Stored data:

********

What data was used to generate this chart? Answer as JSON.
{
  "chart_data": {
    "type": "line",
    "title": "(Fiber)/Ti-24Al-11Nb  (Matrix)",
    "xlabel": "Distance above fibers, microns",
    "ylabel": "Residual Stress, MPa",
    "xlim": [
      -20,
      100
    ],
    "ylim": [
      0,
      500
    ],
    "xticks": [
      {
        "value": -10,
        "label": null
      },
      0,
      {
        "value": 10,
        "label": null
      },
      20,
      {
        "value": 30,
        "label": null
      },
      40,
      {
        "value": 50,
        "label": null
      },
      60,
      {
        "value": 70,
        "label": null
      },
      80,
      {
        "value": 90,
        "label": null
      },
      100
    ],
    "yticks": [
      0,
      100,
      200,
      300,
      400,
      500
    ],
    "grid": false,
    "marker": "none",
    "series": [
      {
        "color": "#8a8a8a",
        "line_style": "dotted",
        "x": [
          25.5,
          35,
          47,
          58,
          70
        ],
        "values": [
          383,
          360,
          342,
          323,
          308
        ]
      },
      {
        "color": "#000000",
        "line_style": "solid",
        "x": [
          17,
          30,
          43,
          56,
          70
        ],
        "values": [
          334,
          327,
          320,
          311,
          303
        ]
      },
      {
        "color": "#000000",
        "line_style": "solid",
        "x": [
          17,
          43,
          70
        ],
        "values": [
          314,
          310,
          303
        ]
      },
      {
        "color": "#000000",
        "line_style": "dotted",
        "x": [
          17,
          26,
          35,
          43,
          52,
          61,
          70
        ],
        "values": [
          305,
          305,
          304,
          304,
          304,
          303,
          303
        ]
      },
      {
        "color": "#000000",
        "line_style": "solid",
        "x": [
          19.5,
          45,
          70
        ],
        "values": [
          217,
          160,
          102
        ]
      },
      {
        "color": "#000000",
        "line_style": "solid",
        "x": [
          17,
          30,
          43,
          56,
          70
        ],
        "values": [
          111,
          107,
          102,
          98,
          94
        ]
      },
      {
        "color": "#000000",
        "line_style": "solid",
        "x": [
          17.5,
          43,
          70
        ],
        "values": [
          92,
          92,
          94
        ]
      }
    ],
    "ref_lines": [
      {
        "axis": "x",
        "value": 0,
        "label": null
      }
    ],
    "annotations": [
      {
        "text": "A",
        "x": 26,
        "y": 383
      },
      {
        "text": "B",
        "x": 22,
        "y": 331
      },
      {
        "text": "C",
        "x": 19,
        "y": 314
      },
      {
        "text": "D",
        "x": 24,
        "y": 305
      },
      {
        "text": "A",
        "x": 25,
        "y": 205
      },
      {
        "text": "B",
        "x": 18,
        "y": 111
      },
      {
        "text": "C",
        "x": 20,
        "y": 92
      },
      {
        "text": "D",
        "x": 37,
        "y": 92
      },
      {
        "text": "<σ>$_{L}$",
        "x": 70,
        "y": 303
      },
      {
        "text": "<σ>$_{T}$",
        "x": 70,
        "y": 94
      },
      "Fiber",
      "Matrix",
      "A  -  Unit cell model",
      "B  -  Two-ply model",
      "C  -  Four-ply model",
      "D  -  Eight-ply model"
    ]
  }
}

********

» **Directions for this task**:
Return the entries above exactly as they appear.

» **Task answer**:
What data was used to generate this chart? Answer as JSON.
{
  "chart_data": {
    "type": "line",
    "title": "(Fiber)/Ti-24Al-11Nb  (Matrix)",
    "xlabel": "Distance above fibers, microns",
    "ylabel": "Residual Stress, MPa",
    "xlim": [
      -20,
      100
    ],
    "ylim": [
      0,
      500
    ],
    "xticks": [
      {
        "value": -10,
        "label": null
      },
      0,
      {
        "value": 10,
        "label": null
      },
      20,
      {
        "value": 30,
        "label": null
      },
      40,
      {
        "value": 50,
        "label": null
      },
      60,
      {
        "value": 70,
        "label": null
      },
      80,
      {
        "value": 90,
        "label": null
      },
      100
    ],
    "yticks": [
      0,
      100,
      200,
      300,
      400,
      500
    ],
    "grid": false,
    "marker": "none",
    "series": [
      {
        "color": "#8a8a8a",
        "line_style": "dotted",
        "x": [
          25.5,
          35,
          47,
          58,
          70
        ],
        "values": [
          383,
          360,
          342,
          323,
          308
        ]
      },
      {
        "color": "#000000",
        "line_style": "solid",
        "x": [
          17,
          30,
          43,
          56,
          70
        ],
        "values": [
          334,
          327,
          320,
          311,
          303
        ]
      },
      {
        "color": "#000000",
        "line_style": "solid",
        "x": [
          17,
          43,
          70
        ],
        "values": [
          314,
          310,
          303
        ]
      },
      {
        "color": "#000000",
        "line_style": "dotted",
        "x": [
          17,
          26,
          35,
          43,
          52,
          61,
          70
        ],
        "values": [
          305,
          305,
          304,
          304,
          304,
          303,
          303
        ]
      },
      {
        "color": "#000000",
        "line_style": "solid",
        "x": [
          19.5,
          45,
          70
        ],
        "values": [
          217,
          160,
          102
        ]
      },
      {
        "color": "#000000",
        "line_style": "solid",
        "x": [
          17,
          30,
          43,
          56,
          70
        ],
        "values": [
          111,
          107,
          102,
          98,
          94
        ]
      },
      {
        "color": "#000000",
        "line_style": "solid",
        "x": [
          17.5,
          43,
          70
        ],
        "values": [
          92,
          92,
          94
        ]
      }
    ],
    "ref_lines": [
      {
        "axis": "x",
        "value": 0,
        "label": null
      }
    ],
    "annotations": [
      {
        "text": "A",
        "x": 26,
        "y": 383
      },
      {
        "text": "B",
        "x": 22,
        "y": 331
      },
      {
        "text": "C",
        "x": 19,
        "y": 314
      },
      {
        "text": "D",
        "x": 24,
        "y": 305
      },
      {
        "text": "A",
        "x": 25,
        "y": 205
      },
      {
        "text": "B",
        "x": 18,
        "y": 111
      },
      {
        "text": "C",
        "x": 20,
        "y": 92
      },
      {
        "text": "D",
        "x": 37,
        "y": 92
      },
      {
        "text": "<σ>$_{L}$",
        "x": 70,
        "y": 303
      },
      {
        "text": "<σ>$_{T}$",
        "x": 70,
        "y": 94
      },
      "Fiber",
      "Matrix",
      "A  -  Unit cell model",
      "B  -  Two-ply model",
      "C  -  Four-ply model",
      "D  -  Eight-ply model"
    ]
  }
}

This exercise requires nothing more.